──────── DATASET EXTRACT ────────
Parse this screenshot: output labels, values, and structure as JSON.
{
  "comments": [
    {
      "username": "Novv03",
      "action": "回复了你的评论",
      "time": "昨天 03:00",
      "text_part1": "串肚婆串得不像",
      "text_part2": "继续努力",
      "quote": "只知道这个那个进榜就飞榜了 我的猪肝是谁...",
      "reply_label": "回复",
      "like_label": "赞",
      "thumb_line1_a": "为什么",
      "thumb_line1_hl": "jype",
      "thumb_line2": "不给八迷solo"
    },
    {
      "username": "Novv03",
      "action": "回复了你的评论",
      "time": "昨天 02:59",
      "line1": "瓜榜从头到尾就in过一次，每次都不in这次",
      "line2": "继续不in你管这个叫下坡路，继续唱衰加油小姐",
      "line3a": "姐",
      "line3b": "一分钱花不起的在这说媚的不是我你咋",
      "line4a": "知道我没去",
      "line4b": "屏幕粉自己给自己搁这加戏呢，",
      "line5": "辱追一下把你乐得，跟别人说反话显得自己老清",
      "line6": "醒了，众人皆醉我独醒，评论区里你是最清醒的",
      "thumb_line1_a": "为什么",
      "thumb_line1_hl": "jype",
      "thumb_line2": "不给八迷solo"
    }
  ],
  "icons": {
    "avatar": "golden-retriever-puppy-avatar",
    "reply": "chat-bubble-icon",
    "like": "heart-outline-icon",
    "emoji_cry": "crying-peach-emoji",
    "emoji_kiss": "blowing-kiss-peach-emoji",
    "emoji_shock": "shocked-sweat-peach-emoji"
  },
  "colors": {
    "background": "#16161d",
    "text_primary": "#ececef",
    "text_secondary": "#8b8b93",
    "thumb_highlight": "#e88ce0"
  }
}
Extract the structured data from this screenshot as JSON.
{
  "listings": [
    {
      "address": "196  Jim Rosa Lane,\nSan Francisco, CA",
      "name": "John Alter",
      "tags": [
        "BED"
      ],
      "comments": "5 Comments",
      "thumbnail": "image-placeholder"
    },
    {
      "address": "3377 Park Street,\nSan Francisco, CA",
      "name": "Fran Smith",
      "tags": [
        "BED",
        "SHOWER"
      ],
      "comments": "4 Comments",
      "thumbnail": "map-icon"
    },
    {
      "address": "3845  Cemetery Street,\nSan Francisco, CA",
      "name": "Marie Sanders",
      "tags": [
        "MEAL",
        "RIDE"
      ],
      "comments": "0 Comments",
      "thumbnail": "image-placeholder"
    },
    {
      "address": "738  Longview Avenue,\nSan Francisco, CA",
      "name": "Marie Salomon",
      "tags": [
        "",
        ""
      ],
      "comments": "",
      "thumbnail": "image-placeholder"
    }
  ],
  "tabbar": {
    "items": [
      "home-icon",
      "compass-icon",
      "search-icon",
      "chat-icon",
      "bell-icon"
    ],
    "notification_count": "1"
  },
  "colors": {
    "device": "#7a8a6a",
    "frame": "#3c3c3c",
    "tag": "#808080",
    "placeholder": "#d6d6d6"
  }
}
────────
DESCRIPTION OF THE TASK: Wherever the word "Street" occurs in a line of the listing, copy that line.

THE RESPONSE:
      "address": "3377 Park Street,\nSan Francisco, CA",
      "address": "3845  Cemetery Street,\nSan Francisco, CA",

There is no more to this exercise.